What is asked: Quote the whole listing exactly. Leave the pictures out of your copy.

Material for the task:
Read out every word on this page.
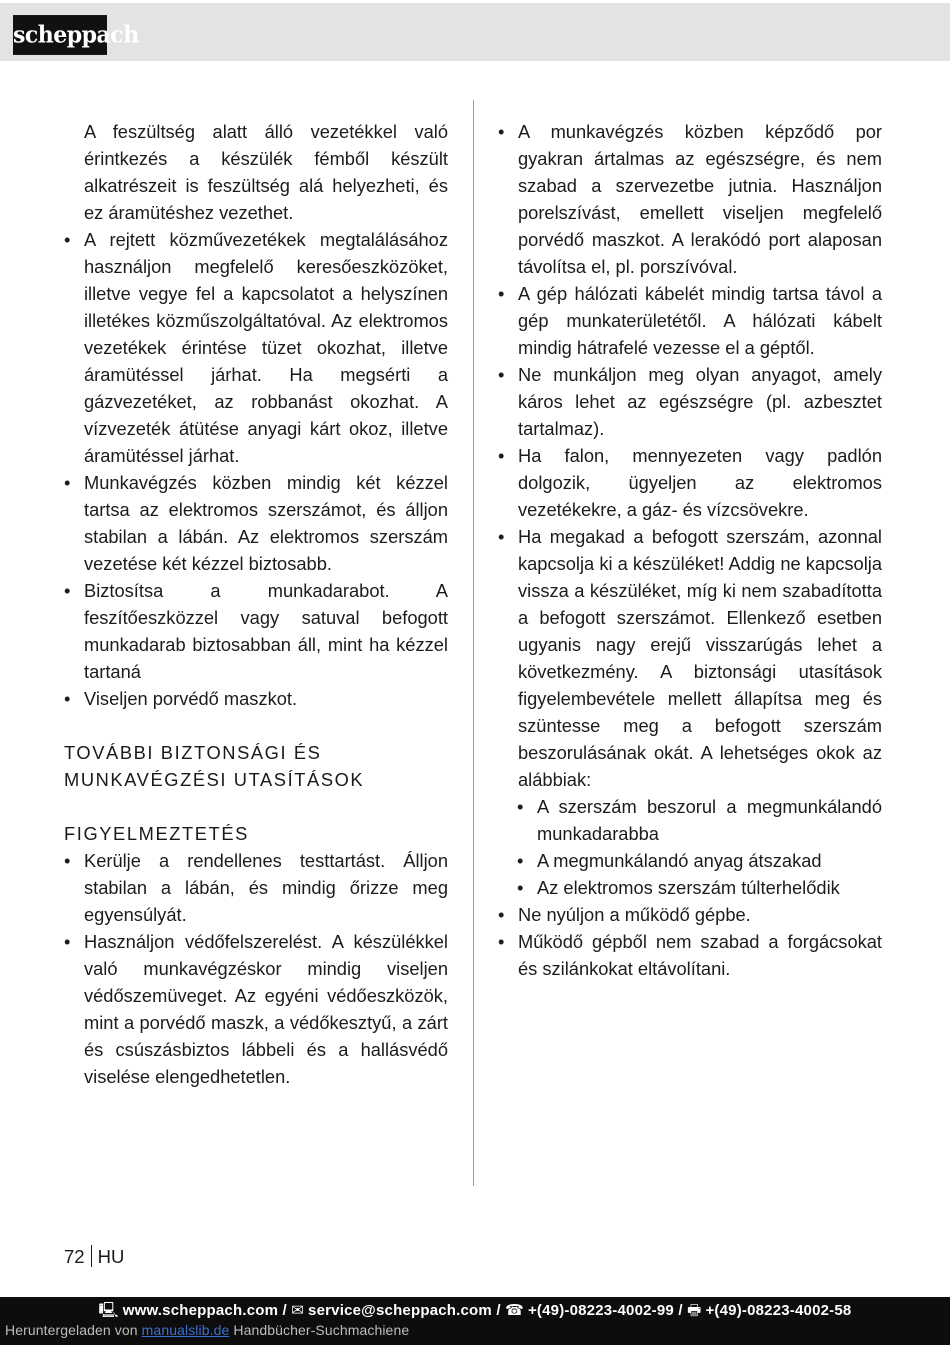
scheppach

A feszültség alatt álló vezetékkel való érintkezés a készülék fémből készült alkatrészeit is feszültség alá helyezheti, és ez áramütéshez vezethet.

• A rejtett közművezetékek megtalálásához használjon megfelelő keresőeszközöket, illetve vegye fel a kapcsolatot a helyszínen illetékes közműszolgáltatóval. Az elektromos vezetékek érintése tüzet okozhat, illetve áramütéssel járhat. Ha megsérti a gázvezetéket, az robbanást okozhat. A vízvezeték átütése anyagi kárt okoz, illetve áramütéssel járhat.
• Munkavégzés közben mindig két kézzel tartsa az elektromos szerszámot, és álljon stabilan a lábán. Az elektromos szerszám vezetése két kézzel biztosabb.
• Biztosítsa a munkadarabot. A feszítőeszközzel vagy satuval befogott munkadarab biztosabban áll, mint ha kézzel tartaná
• Viseljen porvédő maszkot.
TOVÁBBI BIZTONSÁGI ÉS
MUNKAVÉGZÉSI UTASÍTÁSOK
FIGYELMEZTETÉS
• Kerülje a rendellenes testtartást. Álljon stabilan a lábán, és mindig őrizze meg egyensúlyát.
• Használjon védőfelszerelést. A készülékkel való munkavégzéskor mindig viseljen védőszemüveget. Az egyéni védőeszközök, mint a porvédő maszk, a védőkesztyű, a zárt és csúszásbiztos lábbeli és a hallásvédő viselése elengedhetetlen.
• A munkavégzés közben képződő por gyakran ártalmas az egészségre, és nem szabad a szervezetbe jutnia. Használjon porelszívást, emellett viseljen megfelelő porvédő maszkot. A lerakódó port alaposan távolítsa el, pl. porszívóval.
• A gép hálózati kábelét mindig tartsa távol a gép munkaterületétől. A hálózati kábelt mindig hátrafelé vezesse el a géptől.
• Ne munkáljon meg olyan anyagot, amely káros lehet az egészségre (pl. azbesztet tartalmaz).
• Ha falon, mennyezeten vagy padlón dolgozik, ügyeljen az elektromos vezetékekre, a gáz- és vízcsövekre.
• Ha megakad a befogott szerszám, azonnal kapcsolja ki a készüléket! Addig ne kapcsolja vissza a készüléket, míg ki nem szabadította a befogott szerszámot. Ellenkező esetben ugyanis nagy erejű visszarúgás lehet a következmény. A biztonsági utasítások figyelembevétele mellett állapítsa meg és szüntesse meg a befogott szerszám beszorulásának okát. A lehetséges okok az alábbiak:
• A szerszám beszorul a megmunkálandó munkadarabba
• A megmunkálandó anyag átszakad
• Az elektromos szerszám túlterhelődik
• Ne nyúljon a működő gépbe.
• Működő gépből nem szabad a forgácsokat és szilánkokat eltávolítani.
72 HU
🖳 www.scheppach.com / ✉ service@scheppach.com / ☎ +(49)-08223-4002-99 / 🖶 +(49)-08223-4002-58
Heruntergeladen von manualslib.de Handbücher-Suchmachiene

Output for this task:
Read out every word on this page.
scheppach

A feszültség alatt álló vezetékkel való érintkezés a készülék fémből készült alkatrészeit is feszültség alá helyezheti, és ez áramütéshez vezethet.

• A rejtett közművezetékek megtalálásához használjon megfelelő keresőeszközöket, illetve vegye fel a kapcsolatot a helyszínen illetékes közműszolgáltatóval. Az elektromos vezetékek érintése tüzet okozhat, illetve áramütéssel járhat. Ha megsérti a gázvezetéket, az robbanást okozhat. A vízvezeték átütése anyagi kárt okoz, illetve áramütéssel járhat.
• Munkavégzés közben mindig két kézzel tartsa az elektromos szerszámot, és álljon stabilan a lábán. Az elektromos szerszám vezetése két kézzel biztosabb.
• Biztosítsa a munkadarabot. A feszítőeszközzel vagy satuval befogott munkadarab biztosabban áll, mint ha kézzel tartaná
• Viseljen porvédő maszkot.
TOVÁBBI BIZTONSÁGI ÉS
MUNKAVÉGZÉSI UTASÍTÁSOK
FIGYELMEZTETÉS
• Kerülje a rendellenes testtartást. Álljon stabilan a lábán, és mindig őrizze meg egyensúlyát.
• Használjon védőfelszerelést. A készülékkel való munkavégzéskor mindig viseljen védőszemüveget. Az egyéni védőeszközök, mint a porvédő maszk, a védőkesztyű, a zárt és csúszásbiztos lábbeli és a hallásvédő viselése elengedhetetlen.
• A munkavégzés közben képződő por gyakran ártalmas az egészségre, és nem szabad a szervezetbe jutnia. Használjon porelszívást, emellett viseljen megfelelő porvédő maszkot. A lerakódó port alaposan távolítsa el, pl. porszívóval.
• A gép hálózati kábelét mindig tartsa távol a gép munkaterületétől. A hálózati kábelt mindig hátrafelé vezesse el a géptől.
• Ne munkáljon meg olyan anyagot, amely káros lehet az egészségre (pl. azbesztet tartalmaz).
• Ha falon, mennyezeten vagy padlón dolgozik, ügyeljen az elektromos vezetékekre, a gáz- és vízcsövekre.
• Ha megakad a befogott szerszám, azonnal kapcsolja ki a készüléket! Addig ne kapcsolja vissza a készüléket, míg ki nem szabadította a befogott szerszámot. Ellenkező esetben ugyanis nagy erejű visszarúgás lehet a következmény. A biztonsági utasítások figyelembevétele mellett állapítsa meg és szüntesse meg a befogott szerszám beszorulásának okát. A lehetséges okok az alábbiak:
• A szerszám beszorul a megmunkálandó munkadarabba
• A megmunkálandó anyag átszakad
• Az elektromos szerszám túlterhelődik
• Ne nyúljon a működő gépbe.
• Működő gépből nem szabad a forgácsokat és szilánkokat eltávolítani.
72 HU
🖳 www.scheppach.com / ✉ service@scheppach.com / ☎ +(49)-08223-4002-99 / 🖶 +(49)-08223-4002-58
Heruntergeladen von manualslib.de Handbücher-Suchmachiene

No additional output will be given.